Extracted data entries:
— Begin —

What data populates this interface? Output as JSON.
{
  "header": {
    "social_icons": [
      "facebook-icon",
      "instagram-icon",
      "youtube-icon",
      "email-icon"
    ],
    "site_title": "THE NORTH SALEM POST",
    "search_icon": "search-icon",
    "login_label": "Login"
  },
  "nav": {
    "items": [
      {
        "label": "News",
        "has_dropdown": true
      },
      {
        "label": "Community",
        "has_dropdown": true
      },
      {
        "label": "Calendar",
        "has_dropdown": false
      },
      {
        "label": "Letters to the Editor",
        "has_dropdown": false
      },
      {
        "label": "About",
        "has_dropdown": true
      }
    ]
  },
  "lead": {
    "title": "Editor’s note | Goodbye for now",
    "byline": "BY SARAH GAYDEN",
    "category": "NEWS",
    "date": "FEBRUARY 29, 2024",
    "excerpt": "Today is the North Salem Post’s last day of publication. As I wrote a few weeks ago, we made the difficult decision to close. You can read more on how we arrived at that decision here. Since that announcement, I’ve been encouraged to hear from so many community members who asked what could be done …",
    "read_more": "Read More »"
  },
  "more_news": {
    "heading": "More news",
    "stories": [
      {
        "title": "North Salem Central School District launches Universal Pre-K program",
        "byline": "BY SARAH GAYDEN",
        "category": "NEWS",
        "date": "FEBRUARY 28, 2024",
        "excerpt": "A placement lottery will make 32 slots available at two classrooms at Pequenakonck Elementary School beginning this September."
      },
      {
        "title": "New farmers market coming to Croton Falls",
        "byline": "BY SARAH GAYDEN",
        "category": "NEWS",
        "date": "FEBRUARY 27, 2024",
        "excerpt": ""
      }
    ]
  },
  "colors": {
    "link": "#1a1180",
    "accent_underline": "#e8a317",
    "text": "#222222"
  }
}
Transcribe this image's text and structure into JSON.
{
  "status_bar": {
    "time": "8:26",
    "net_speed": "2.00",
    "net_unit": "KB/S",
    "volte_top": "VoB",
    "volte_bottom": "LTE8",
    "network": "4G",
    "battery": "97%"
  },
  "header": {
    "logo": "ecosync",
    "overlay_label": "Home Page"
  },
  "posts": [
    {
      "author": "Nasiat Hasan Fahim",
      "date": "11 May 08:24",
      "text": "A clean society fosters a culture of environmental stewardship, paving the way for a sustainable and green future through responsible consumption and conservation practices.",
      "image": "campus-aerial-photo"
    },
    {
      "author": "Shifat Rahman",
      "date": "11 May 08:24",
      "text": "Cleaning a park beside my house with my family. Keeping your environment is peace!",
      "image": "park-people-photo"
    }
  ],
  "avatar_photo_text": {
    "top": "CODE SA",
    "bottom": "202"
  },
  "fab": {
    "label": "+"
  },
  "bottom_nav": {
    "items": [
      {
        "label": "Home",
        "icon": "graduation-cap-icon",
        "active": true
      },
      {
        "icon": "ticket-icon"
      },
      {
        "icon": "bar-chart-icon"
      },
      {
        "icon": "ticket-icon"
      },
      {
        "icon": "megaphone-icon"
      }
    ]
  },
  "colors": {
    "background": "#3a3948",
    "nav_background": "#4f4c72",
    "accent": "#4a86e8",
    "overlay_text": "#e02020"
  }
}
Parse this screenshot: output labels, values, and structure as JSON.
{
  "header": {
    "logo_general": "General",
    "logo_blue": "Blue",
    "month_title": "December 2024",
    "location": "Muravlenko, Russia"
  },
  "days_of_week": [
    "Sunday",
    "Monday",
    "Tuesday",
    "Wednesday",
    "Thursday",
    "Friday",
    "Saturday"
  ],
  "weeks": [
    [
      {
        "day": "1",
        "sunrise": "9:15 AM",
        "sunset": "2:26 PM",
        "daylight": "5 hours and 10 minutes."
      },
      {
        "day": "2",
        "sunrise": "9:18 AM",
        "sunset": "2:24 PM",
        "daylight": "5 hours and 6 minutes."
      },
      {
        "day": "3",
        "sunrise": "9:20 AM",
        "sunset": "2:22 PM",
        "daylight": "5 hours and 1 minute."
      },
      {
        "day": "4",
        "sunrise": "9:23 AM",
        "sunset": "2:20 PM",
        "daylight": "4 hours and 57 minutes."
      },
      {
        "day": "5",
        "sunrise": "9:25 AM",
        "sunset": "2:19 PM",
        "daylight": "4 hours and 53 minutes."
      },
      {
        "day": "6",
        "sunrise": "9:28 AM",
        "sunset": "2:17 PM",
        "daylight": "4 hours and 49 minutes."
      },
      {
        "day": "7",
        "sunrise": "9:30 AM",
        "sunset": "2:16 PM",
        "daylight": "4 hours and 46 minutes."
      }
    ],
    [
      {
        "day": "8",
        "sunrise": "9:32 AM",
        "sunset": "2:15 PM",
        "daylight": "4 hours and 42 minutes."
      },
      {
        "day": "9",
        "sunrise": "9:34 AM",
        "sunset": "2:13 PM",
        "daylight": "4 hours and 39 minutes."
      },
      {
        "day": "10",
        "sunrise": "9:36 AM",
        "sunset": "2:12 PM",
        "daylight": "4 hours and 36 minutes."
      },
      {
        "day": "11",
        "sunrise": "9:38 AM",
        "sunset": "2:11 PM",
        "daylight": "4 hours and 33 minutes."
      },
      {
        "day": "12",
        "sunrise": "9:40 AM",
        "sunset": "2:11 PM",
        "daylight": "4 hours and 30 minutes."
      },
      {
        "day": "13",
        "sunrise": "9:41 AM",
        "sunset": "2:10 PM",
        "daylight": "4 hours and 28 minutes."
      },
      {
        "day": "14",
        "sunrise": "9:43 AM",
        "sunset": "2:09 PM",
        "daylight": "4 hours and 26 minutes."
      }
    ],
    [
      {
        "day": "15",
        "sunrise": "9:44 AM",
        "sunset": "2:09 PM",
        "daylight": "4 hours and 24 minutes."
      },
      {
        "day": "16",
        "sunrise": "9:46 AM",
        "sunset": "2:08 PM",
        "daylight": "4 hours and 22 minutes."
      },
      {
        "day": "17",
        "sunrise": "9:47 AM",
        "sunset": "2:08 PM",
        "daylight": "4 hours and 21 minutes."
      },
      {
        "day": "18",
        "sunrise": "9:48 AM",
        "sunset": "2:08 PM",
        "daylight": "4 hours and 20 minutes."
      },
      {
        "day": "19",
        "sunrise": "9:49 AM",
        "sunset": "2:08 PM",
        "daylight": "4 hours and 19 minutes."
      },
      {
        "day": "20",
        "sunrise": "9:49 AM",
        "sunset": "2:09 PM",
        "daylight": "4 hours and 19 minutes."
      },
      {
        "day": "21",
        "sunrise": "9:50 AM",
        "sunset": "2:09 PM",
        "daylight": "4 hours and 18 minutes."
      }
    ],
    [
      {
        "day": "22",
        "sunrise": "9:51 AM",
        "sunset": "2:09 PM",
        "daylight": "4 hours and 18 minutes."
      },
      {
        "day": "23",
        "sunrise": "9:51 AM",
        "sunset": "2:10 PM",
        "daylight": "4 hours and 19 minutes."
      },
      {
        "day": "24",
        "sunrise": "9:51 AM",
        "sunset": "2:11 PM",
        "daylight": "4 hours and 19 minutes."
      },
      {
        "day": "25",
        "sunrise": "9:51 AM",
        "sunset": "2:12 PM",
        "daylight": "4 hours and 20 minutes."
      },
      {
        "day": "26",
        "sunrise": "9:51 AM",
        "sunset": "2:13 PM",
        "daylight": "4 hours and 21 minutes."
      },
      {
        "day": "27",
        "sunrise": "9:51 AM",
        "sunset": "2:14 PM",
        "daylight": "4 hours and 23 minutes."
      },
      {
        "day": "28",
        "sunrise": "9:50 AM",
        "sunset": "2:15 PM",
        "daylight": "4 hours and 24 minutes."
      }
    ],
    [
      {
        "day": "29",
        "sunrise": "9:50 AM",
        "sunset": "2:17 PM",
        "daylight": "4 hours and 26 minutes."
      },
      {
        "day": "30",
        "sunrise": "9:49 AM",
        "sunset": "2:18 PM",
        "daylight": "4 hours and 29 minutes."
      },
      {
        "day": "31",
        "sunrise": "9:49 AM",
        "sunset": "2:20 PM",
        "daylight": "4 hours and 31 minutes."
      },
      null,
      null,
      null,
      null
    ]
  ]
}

— End —

What to work on:
What number of lines in the records contain the word "weeks"? Answer with that number alone.

Solution for this problem:
2